**Task instructions**
All lines featuring the string "Schedule" are to be listed.

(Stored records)
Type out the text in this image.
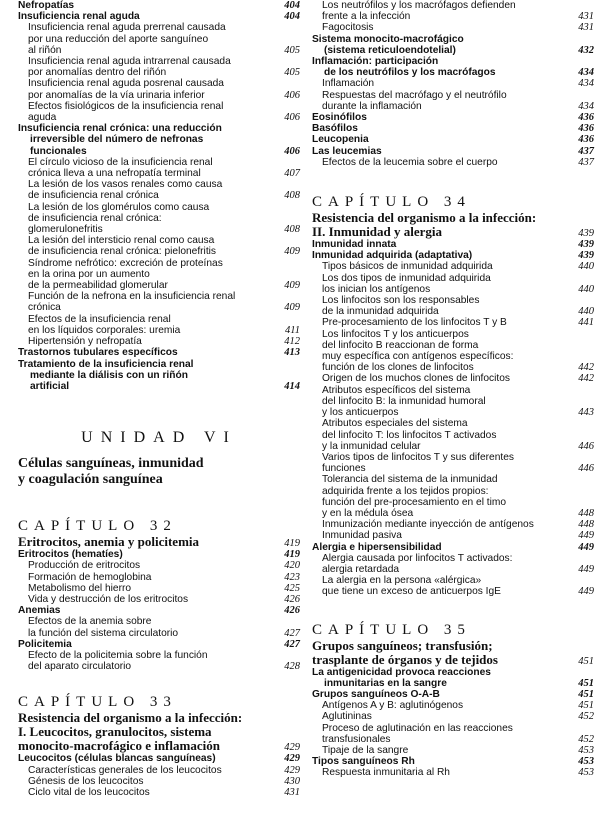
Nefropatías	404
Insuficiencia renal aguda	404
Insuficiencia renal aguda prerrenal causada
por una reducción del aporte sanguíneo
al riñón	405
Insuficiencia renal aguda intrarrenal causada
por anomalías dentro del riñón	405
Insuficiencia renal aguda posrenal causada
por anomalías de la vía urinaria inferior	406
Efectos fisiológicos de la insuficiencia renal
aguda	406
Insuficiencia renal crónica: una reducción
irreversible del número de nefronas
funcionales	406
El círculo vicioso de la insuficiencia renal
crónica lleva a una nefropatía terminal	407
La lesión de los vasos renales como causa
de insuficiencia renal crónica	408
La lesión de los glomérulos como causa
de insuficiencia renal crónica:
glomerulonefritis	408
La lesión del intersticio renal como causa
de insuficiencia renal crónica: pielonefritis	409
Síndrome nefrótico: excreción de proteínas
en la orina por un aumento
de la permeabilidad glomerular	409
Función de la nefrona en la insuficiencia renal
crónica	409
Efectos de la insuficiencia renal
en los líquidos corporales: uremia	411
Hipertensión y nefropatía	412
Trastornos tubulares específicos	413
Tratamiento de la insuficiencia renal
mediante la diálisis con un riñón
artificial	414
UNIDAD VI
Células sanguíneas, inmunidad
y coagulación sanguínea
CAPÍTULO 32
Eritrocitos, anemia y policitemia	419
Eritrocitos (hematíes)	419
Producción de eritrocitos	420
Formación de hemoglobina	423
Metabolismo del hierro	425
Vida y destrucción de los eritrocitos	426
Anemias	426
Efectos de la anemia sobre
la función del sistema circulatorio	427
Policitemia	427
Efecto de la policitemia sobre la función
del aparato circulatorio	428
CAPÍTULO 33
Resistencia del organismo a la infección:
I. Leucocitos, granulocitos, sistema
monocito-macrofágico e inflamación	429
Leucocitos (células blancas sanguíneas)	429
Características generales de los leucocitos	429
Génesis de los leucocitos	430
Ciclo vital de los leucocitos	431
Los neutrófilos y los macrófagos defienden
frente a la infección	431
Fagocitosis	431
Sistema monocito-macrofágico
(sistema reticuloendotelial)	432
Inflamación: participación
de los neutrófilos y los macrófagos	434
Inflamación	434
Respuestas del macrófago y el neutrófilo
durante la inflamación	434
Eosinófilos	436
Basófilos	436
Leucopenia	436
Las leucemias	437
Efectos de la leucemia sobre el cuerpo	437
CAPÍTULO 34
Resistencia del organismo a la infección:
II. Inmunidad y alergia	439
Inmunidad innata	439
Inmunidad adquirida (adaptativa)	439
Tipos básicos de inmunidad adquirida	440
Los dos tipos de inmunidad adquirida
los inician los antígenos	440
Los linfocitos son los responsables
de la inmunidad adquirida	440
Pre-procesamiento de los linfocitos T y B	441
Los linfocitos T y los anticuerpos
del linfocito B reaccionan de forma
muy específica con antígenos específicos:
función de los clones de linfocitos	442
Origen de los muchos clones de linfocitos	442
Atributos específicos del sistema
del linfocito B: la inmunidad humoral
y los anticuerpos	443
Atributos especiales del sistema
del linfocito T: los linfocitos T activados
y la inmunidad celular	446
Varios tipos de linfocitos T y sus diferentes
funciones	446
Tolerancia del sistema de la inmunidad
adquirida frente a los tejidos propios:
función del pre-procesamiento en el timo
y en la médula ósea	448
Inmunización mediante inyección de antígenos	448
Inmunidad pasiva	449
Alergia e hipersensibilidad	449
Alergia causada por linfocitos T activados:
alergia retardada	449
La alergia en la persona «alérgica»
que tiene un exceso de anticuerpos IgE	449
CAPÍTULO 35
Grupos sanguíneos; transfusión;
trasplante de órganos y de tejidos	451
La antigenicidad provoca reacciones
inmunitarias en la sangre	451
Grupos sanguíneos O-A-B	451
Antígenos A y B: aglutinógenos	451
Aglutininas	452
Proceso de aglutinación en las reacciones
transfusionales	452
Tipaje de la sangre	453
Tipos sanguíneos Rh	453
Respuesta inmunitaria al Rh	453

--

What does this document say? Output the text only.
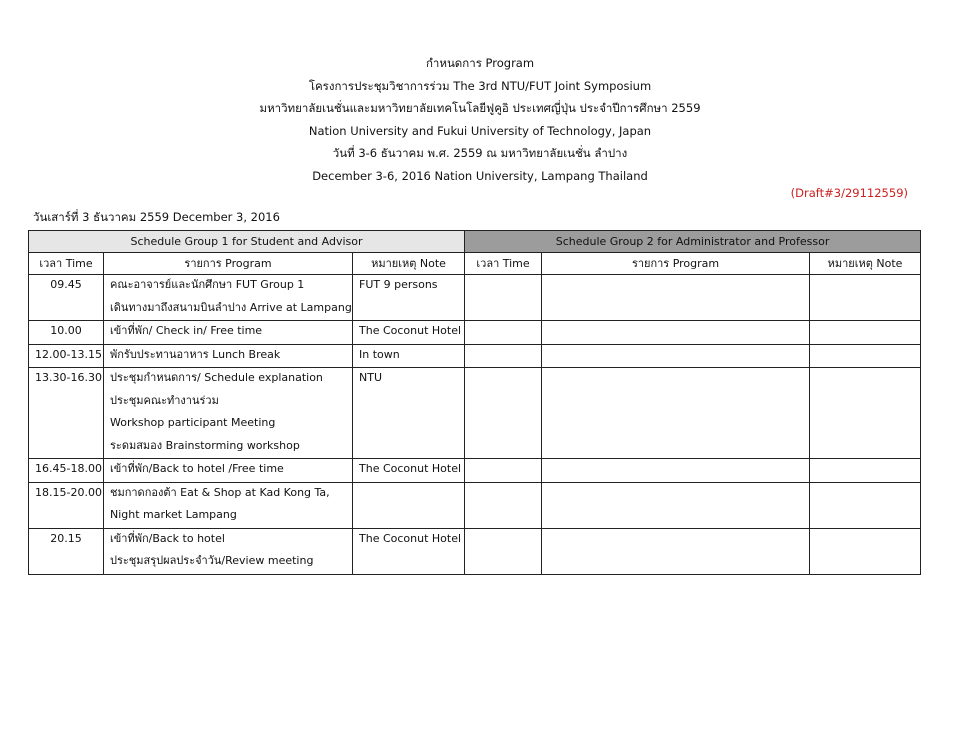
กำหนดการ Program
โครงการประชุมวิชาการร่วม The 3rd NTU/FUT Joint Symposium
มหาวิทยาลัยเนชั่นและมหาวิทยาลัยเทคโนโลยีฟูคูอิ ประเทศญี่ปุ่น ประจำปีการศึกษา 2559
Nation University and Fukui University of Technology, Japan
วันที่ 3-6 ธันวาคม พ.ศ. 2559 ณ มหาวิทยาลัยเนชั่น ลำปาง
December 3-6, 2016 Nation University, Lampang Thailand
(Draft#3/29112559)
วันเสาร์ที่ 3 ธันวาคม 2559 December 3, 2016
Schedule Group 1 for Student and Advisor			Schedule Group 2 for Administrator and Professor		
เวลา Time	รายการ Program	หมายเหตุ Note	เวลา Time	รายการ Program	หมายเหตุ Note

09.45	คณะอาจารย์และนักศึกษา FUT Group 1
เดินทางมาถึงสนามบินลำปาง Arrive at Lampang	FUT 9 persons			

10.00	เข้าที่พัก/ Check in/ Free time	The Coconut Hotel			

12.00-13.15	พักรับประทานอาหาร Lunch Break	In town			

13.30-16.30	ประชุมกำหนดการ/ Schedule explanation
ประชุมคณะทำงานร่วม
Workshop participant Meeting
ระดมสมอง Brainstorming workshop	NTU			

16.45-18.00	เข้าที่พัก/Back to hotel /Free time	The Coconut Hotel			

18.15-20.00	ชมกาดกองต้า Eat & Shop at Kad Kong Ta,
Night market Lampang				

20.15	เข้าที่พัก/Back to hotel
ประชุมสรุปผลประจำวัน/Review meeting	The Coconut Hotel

**Solution to the problem**
Schedule Group 1 for Student and Advisor			Schedule Group 2 for Administrator and Professor		
13.30-16.30	ประชุมกำหนดการ/ Schedule explanation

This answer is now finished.